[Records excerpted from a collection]
────────────────────
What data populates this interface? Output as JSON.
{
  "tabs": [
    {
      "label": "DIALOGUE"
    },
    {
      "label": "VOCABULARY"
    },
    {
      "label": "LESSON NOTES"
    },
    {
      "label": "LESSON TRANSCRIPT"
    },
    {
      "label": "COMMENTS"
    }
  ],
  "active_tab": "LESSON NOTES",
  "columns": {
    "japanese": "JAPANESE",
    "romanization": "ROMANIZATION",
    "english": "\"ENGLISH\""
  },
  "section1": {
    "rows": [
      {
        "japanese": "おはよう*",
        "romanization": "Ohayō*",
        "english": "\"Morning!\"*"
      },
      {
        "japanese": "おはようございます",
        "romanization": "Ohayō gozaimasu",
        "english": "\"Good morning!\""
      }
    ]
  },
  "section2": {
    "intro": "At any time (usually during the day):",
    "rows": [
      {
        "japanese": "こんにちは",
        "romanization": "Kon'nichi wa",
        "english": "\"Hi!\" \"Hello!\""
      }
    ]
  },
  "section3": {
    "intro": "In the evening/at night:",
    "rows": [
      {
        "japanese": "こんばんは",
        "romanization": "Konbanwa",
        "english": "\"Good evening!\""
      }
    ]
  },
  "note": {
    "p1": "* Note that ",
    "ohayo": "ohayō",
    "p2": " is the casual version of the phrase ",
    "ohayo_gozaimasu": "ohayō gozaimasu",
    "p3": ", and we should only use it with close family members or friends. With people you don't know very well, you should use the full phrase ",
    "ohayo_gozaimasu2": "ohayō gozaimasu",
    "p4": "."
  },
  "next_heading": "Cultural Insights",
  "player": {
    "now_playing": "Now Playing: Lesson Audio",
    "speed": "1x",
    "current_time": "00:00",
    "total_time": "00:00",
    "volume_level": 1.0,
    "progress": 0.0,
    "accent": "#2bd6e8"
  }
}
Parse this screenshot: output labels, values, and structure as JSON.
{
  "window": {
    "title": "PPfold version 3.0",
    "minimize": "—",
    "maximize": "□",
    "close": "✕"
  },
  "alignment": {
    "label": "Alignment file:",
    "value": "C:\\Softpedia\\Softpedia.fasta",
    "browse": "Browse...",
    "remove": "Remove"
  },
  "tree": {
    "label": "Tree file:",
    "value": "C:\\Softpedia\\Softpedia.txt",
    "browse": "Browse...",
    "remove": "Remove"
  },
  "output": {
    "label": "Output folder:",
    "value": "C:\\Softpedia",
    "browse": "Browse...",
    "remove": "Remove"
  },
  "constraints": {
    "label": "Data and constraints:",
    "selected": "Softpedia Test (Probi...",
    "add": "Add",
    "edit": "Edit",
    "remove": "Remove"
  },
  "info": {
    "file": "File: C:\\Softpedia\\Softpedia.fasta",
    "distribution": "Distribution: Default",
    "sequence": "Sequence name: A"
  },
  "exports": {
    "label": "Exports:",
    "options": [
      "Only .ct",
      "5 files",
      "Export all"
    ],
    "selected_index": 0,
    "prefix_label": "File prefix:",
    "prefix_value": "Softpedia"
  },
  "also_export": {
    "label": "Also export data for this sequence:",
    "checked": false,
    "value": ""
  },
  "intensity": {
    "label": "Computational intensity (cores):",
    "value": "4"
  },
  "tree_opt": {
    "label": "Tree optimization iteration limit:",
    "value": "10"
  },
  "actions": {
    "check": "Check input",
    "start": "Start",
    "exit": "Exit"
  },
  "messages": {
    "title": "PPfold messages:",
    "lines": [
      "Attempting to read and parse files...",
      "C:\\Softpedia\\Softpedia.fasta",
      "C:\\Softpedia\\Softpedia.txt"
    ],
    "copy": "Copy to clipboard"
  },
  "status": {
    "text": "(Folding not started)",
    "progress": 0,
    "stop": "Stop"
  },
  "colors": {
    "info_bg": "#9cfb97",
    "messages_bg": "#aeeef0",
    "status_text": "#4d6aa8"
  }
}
────────────────────
Problem to work on: Take every line that includes the string "english" and copy it.

Solved exercise:
    "english": "\"ENGLISH\""
        "english": "\"Morning!\"*"
        "english": "\"Good morning!\""
        "english": "\"Hi!\" \"Hello!\""
        "english": "\"Good evening!\""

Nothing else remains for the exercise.